### EXERCISE REQUIREMENTS
Using the data below, gather each line that includes the word "Гриценко".

### INPUT DATA
Start
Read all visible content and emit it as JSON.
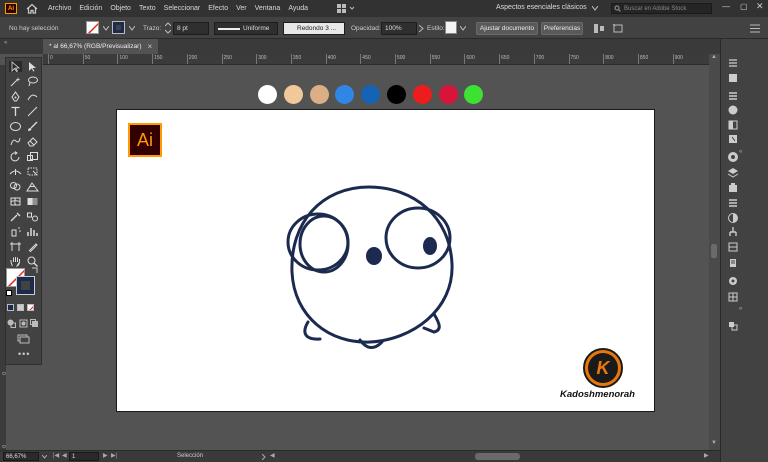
{
  "menubar": {
    "app_badge": "Ai",
    "items": [
      "Archivo",
      "Edición",
      "Objeto",
      "Texto",
      "Seleccionar",
      "Efecto",
      "Ver",
      "Ventana",
      "Ayuda"
    ],
    "workspace": "Aspectos esenciales clásicos",
    "search_placeholder": "Buscar en Adobe Stock"
  },
  "control_bar": {
    "selection_status": "No hay selección",
    "stroke_label": "Trazo:",
    "stroke_weight": "8 pt",
    "profile": "Uniforme",
    "brush": "Redondo 3 ...",
    "opacity_label": "Opacidad:",
    "opacity_value": "100%",
    "style_label": "Estilo:",
    "document_button": "Ajustar documento",
    "preferences_button": "Preferencias"
  },
  "tab": {
    "title": "* al 66,67% (RGB/Previsualizar)",
    "close": "×"
  },
  "ruler": {
    "ticks": [
      "0",
      "50",
      "100",
      "150",
      "200",
      "250",
      "300",
      "350",
      "400",
      "450",
      "500",
      "550",
      "600",
      "650",
      "700",
      "750",
      "800",
      "850",
      "900"
    ]
  },
  "swatches": [
    "#ffffff",
    "#f2c89b",
    "#dcae86",
    "#2f86e4",
    "#1463b4",
    "#000000",
    "#ee1c1c",
    "#d8143a",
    "#3ce132"
  ],
  "artboard": {
    "ai_logo_text": "Ai",
    "signature_letter": "K",
    "signature_name": "Kadoshmenorah",
    "stroke_color": "#1b2a4e"
  },
  "status_bar": {
    "zoom": "66,67%",
    "page": "1",
    "tool_name": "Selección"
  },
  "colors": {
    "accent": "#ff9a00",
    "signature_orange": "#e8780c"
  }
}
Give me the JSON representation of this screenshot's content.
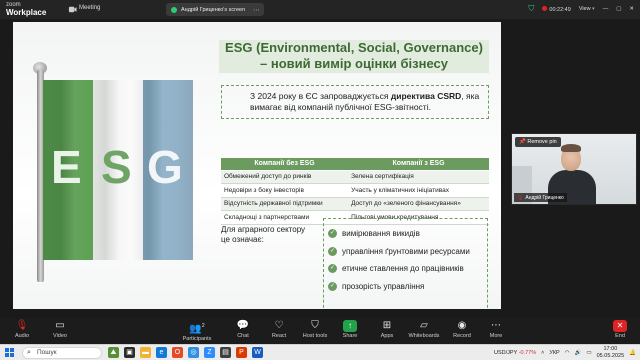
{
  "app": {
    "logo_line1": "zoom",
    "logo_line2": "Workplace",
    "meeting_label": "Meeting",
    "share_tab_label": "Андрій Гриценко's screen",
    "timer": "00:22:49",
    "view_label": "View",
    "colors": {
      "share_green": "#22a34a",
      "end_red": "#e02424",
      "accent_green": "#6b9b5f"
    }
  },
  "slide": {
    "title_line1": "ESG (Environmental, Social, Governance)",
    "title_line2": "– новий вимір оцінки бізнесу",
    "callout_pre": "З 2024 року в ЄС запроваджується ",
    "callout_bold": "директива CSRD",
    "callout_post": ", яка вимагає від компаній публічної ESG-звітності.",
    "flag_letters": [
      "E",
      "S",
      "G"
    ],
    "table": {
      "headers": [
        "Компанії без ESG",
        "Компанії з ESG"
      ],
      "rows": [
        [
          "Обмежений доступ до ринків",
          "Зелена сертифікація"
        ],
        [
          "Недовіри з боку інвесторів",
          "Участь у кліматичних ініціативах"
        ],
        [
          "Відсутність державної підтримки",
          "Доступ до «зеленого фінансування»"
        ],
        [
          "Складнощі з партнерствами",
          "Пільгові умови кредитування"
        ]
      ]
    },
    "agro_label": "Для аграрного сектору це означає:",
    "bullets": [
      "вимірювання викидів",
      "управління ґрунтовими ресурсами",
      "етичне ставлення до працівників",
      "прозорість управління"
    ]
  },
  "video": {
    "pin_label": "Remove pin",
    "name": "Андрій Гриценко"
  },
  "toolbar": {
    "items": [
      {
        "label": "Audio",
        "icon": "microphone-icon"
      },
      {
        "label": "Video",
        "icon": "camera-icon"
      },
      {
        "label": "Participants",
        "icon": "people-icon",
        "count": "2"
      },
      {
        "label": "Chat",
        "icon": "chat-icon"
      },
      {
        "label": "React",
        "icon": "heart-icon"
      },
      {
        "label": "Host tools",
        "icon": "shield-icon"
      },
      {
        "label": "Share",
        "icon": "share-icon"
      },
      {
        "label": "Apps",
        "icon": "apps-icon"
      },
      {
        "label": "Whiteboards",
        "icon": "whiteboard-icon"
      },
      {
        "label": "Record",
        "icon": "record-icon"
      },
      {
        "label": "More",
        "icon": "more-icon"
      },
      {
        "label": "End",
        "icon": "end-icon"
      }
    ]
  },
  "taskbar": {
    "search_placeholder": "Пошук",
    "ticker_symbol": "USD/JPY",
    "ticker_change": "-0.77%",
    "language": "УКР",
    "time": "17:00",
    "date": "05.05.2025"
  }
}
End
### RESPONSE
    "share_tab_label": "Андрій Гриценко's screen",
    "name": "Андрій Гриценко"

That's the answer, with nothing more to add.